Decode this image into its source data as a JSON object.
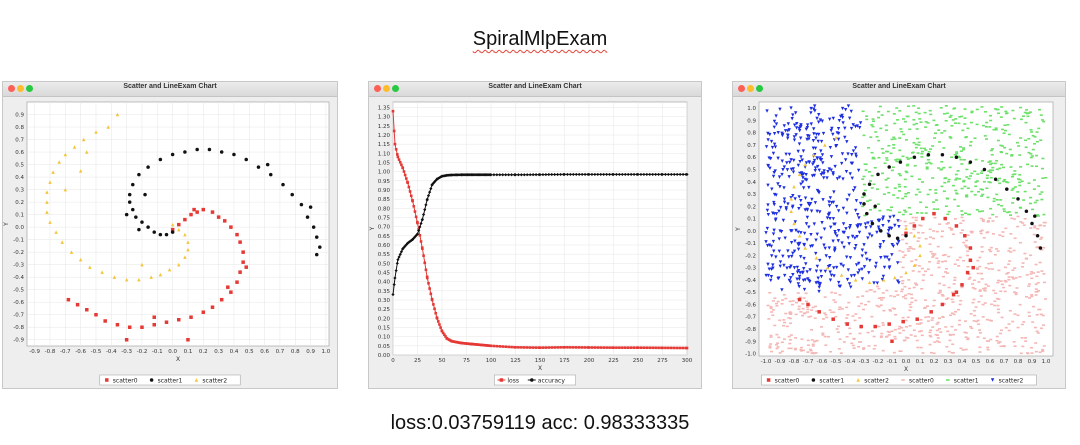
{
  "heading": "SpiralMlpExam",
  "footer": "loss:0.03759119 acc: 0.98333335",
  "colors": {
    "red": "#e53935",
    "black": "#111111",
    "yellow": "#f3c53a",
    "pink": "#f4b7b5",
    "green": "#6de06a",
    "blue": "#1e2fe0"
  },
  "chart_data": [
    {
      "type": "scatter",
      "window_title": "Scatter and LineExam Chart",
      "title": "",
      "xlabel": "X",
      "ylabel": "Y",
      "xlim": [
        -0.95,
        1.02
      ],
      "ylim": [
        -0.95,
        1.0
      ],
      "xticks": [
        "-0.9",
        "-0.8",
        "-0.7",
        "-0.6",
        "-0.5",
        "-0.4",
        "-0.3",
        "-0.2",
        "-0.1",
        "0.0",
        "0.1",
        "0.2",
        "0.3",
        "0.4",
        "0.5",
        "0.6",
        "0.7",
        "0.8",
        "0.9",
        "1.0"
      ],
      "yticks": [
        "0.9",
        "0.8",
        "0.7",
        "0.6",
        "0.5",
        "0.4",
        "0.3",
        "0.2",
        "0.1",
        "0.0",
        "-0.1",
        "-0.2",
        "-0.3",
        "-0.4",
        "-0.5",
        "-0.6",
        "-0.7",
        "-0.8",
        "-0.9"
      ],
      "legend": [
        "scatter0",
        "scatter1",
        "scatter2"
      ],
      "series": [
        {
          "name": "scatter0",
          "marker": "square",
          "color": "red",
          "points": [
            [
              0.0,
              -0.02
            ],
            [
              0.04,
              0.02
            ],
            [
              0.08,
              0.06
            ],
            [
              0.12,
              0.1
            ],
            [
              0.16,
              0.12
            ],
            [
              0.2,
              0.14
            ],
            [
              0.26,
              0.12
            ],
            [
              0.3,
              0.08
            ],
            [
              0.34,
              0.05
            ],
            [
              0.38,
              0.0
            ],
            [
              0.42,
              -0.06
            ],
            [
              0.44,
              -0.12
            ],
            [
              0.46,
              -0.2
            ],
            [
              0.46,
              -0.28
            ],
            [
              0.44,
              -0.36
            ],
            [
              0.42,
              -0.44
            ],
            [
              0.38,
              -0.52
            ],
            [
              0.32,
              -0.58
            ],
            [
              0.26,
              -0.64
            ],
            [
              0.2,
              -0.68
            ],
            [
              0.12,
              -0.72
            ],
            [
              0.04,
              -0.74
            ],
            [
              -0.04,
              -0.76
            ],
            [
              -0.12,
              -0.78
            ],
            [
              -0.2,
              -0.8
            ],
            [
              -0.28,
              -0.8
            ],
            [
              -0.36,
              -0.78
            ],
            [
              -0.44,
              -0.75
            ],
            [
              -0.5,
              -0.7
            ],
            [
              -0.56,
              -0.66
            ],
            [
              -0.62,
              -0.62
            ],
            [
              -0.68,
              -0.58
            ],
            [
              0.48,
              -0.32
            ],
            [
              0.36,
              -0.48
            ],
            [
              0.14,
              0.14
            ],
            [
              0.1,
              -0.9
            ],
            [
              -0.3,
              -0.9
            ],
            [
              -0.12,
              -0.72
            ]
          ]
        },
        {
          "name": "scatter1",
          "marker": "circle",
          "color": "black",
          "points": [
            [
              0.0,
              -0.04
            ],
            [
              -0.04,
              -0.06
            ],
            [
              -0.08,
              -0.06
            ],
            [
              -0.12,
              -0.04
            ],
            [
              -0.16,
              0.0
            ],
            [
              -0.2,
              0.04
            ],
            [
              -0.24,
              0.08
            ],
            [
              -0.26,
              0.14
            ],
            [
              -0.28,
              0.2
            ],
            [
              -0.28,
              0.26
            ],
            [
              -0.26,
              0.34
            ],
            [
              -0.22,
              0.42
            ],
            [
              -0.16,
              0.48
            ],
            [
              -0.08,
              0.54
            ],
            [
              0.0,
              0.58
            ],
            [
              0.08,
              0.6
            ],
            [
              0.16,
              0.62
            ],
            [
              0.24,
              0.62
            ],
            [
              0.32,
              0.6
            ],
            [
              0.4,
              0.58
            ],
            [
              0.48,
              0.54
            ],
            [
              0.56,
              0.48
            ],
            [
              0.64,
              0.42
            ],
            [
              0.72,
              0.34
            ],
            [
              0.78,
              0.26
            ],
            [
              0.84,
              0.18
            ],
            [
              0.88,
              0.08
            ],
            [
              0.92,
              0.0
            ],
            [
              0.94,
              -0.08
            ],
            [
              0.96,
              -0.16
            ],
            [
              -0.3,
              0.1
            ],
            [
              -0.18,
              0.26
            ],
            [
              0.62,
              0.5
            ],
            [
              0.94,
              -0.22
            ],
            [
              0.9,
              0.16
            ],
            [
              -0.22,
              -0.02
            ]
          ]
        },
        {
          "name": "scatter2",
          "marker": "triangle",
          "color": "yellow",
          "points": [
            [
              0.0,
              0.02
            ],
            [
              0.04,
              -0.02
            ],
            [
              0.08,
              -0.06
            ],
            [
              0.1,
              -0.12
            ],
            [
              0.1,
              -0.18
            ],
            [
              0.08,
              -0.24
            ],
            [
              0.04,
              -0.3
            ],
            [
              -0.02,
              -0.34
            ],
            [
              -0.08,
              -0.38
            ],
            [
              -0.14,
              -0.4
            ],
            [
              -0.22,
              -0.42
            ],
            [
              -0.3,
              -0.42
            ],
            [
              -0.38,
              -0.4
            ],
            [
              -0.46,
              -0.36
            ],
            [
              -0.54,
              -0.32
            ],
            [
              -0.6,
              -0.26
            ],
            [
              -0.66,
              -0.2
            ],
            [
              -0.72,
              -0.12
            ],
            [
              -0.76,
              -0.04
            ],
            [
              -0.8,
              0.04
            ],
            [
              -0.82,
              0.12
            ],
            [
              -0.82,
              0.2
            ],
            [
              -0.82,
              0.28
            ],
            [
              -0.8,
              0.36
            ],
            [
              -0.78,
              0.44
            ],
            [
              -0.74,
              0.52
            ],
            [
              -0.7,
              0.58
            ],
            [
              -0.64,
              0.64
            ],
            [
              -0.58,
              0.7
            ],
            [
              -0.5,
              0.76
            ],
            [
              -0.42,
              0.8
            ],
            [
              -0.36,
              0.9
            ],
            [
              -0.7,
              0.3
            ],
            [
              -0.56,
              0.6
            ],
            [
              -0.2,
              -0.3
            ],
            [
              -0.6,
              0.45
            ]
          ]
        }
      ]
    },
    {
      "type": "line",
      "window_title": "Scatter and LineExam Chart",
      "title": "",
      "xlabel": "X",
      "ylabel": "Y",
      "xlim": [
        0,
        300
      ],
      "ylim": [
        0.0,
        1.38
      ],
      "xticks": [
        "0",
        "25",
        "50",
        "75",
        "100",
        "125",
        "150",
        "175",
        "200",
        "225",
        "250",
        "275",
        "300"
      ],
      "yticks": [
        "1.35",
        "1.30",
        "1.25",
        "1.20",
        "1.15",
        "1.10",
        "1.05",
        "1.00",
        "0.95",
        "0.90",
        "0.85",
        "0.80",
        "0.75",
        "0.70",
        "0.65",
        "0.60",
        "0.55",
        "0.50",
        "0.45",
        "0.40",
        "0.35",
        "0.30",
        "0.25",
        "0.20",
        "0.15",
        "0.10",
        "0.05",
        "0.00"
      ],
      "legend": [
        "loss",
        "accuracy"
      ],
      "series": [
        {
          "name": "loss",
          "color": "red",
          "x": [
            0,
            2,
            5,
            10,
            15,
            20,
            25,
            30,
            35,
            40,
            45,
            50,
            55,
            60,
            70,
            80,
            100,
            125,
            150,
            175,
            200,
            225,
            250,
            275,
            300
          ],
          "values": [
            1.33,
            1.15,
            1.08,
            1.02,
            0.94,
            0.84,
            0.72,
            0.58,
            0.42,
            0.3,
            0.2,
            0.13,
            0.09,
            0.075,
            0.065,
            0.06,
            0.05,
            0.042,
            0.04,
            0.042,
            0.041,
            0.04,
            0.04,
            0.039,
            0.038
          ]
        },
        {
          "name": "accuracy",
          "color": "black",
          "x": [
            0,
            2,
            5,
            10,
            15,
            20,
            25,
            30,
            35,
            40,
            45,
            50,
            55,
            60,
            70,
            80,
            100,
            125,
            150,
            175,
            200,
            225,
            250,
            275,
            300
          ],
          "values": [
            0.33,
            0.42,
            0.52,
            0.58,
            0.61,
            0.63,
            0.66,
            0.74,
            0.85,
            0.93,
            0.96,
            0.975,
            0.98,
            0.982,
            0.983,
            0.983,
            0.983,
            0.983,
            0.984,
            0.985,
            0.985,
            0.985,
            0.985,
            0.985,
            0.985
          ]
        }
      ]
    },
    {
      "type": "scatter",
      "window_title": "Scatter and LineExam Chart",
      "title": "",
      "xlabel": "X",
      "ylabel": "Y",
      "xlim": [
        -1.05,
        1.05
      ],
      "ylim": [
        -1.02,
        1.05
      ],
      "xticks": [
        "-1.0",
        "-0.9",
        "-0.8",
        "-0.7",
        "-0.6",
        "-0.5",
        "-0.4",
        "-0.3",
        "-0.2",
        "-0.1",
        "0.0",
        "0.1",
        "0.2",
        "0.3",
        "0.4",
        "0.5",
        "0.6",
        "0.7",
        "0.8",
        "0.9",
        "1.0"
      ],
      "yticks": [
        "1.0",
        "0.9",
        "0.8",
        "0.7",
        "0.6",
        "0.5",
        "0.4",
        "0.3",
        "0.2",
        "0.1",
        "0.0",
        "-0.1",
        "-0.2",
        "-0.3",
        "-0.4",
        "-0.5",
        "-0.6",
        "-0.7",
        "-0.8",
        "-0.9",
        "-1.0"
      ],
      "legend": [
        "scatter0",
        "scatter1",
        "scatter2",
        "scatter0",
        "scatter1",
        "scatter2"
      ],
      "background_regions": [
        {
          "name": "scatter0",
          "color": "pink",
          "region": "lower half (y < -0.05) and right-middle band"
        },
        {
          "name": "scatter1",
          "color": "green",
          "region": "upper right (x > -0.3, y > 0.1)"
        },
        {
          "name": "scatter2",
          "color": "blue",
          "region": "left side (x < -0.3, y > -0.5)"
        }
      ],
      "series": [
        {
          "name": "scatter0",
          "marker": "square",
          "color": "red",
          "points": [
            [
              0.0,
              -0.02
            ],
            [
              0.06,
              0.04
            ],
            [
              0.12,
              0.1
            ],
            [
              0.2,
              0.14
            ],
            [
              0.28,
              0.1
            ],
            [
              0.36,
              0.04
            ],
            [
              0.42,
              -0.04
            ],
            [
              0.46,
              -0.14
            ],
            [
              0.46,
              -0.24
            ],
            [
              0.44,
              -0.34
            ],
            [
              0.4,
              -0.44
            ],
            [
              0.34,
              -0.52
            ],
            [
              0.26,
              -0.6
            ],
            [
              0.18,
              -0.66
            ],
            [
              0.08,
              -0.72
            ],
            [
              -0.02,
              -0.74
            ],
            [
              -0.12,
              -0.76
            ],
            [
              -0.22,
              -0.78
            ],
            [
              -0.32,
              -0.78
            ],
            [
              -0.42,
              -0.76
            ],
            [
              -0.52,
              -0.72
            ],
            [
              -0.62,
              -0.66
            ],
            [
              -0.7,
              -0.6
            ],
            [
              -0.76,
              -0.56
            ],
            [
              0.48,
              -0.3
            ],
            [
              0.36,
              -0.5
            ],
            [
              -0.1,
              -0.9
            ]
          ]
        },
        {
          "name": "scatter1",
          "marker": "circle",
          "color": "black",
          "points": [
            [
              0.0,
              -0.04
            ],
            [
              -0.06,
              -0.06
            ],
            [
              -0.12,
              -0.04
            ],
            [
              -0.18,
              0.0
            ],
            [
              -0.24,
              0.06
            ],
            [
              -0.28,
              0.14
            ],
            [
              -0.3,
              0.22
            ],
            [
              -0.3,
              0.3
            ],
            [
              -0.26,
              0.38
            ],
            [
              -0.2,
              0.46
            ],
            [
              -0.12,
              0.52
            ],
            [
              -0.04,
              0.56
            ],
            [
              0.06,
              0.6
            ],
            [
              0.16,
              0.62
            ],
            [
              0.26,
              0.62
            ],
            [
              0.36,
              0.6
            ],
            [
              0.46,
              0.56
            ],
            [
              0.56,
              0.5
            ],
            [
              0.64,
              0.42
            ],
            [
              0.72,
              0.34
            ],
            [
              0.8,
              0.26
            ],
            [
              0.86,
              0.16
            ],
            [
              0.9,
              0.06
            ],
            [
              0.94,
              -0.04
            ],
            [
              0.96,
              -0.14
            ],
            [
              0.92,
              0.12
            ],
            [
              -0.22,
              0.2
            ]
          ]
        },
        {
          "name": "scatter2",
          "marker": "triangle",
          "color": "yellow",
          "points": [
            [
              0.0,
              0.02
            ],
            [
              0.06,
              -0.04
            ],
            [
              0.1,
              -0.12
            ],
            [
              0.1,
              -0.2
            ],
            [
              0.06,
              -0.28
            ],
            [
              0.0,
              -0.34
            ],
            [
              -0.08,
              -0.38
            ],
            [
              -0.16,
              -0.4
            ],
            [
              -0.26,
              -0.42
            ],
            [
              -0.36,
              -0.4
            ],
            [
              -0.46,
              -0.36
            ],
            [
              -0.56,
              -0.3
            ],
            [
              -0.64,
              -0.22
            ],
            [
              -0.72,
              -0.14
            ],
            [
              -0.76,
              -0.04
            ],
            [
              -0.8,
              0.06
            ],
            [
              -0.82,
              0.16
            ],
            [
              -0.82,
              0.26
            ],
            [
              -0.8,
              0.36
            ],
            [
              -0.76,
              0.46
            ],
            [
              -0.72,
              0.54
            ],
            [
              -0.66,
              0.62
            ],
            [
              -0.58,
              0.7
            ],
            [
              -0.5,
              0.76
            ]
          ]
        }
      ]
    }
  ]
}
********************
> Aim: Copy every line above that includes the string "loss".

> Solution for this exercise:
  "footer": "loss:0.03759119 acc: 0.98333335",
        "loss",
          "name": "loss",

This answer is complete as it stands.